(GIVEN EXERCISE):
Every line below that mentions the word "commits" should be copied out.

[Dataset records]
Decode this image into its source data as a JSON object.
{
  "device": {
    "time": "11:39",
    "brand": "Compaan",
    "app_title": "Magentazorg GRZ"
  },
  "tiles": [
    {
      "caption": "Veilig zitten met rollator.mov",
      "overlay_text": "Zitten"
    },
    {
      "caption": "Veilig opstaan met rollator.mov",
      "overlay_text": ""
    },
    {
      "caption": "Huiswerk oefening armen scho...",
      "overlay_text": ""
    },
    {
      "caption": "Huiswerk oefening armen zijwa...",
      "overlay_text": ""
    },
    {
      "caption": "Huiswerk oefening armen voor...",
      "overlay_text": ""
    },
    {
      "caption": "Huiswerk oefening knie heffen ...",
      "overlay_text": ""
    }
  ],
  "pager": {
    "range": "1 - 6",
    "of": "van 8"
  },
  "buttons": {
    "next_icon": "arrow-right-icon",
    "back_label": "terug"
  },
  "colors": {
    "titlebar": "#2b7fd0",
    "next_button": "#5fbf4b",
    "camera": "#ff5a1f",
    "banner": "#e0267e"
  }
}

* * *

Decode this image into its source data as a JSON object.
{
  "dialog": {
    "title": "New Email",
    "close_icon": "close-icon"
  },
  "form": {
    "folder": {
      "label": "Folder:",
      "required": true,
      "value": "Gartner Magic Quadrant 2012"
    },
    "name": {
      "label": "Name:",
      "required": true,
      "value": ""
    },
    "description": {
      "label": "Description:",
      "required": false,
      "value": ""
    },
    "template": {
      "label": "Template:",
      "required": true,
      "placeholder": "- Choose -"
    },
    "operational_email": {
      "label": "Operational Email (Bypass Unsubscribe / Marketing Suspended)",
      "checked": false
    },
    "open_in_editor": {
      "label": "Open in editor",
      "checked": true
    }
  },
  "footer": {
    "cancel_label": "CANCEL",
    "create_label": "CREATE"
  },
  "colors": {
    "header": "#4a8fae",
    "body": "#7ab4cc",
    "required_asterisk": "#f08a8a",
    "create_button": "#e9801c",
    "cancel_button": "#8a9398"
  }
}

--

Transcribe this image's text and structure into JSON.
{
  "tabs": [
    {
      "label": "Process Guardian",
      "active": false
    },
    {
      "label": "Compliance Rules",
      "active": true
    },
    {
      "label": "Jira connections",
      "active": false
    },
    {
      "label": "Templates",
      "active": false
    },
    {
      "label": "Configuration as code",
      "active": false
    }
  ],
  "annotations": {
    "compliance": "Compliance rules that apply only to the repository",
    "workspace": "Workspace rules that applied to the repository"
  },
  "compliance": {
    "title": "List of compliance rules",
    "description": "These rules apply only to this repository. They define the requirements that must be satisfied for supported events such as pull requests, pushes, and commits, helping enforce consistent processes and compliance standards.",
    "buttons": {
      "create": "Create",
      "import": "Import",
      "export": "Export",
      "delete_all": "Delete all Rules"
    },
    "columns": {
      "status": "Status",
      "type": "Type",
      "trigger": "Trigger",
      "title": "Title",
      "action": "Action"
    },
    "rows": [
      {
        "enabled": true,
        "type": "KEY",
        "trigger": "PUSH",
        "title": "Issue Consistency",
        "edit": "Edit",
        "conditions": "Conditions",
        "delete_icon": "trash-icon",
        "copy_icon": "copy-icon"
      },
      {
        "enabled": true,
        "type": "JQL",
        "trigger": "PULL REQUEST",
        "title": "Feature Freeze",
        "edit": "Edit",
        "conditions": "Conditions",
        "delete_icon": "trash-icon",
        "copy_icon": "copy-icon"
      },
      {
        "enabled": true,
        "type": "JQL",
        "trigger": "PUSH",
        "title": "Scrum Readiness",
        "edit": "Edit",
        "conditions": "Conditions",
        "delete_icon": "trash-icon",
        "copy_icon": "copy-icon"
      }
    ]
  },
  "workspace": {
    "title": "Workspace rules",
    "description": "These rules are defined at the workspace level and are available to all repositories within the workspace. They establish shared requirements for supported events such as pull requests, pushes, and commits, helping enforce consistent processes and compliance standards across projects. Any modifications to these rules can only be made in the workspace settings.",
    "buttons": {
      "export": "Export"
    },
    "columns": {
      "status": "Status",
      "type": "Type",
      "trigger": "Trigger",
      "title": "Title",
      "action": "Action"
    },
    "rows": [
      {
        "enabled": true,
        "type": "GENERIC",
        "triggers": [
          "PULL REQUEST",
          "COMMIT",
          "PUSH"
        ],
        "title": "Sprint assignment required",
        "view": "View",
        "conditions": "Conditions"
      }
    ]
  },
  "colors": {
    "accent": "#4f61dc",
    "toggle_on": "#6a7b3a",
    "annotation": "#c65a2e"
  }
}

(THE SOLUTION):
    "description": "These rules apply only to this repository. They define the requirements that must be satisfied for supported events such as pull requests, pushes, and commits, helping enforce consistent processes and compliance standards.",
    "description": "These rules are defined at the workspace level and are available to all repositories within the workspace. They establish shared requirements for supported events such as pull requests, pushes, and commits, helping enforce consistent processes and compliance standards across projects. Any modifications to these rules can only be made in the workspace settings.",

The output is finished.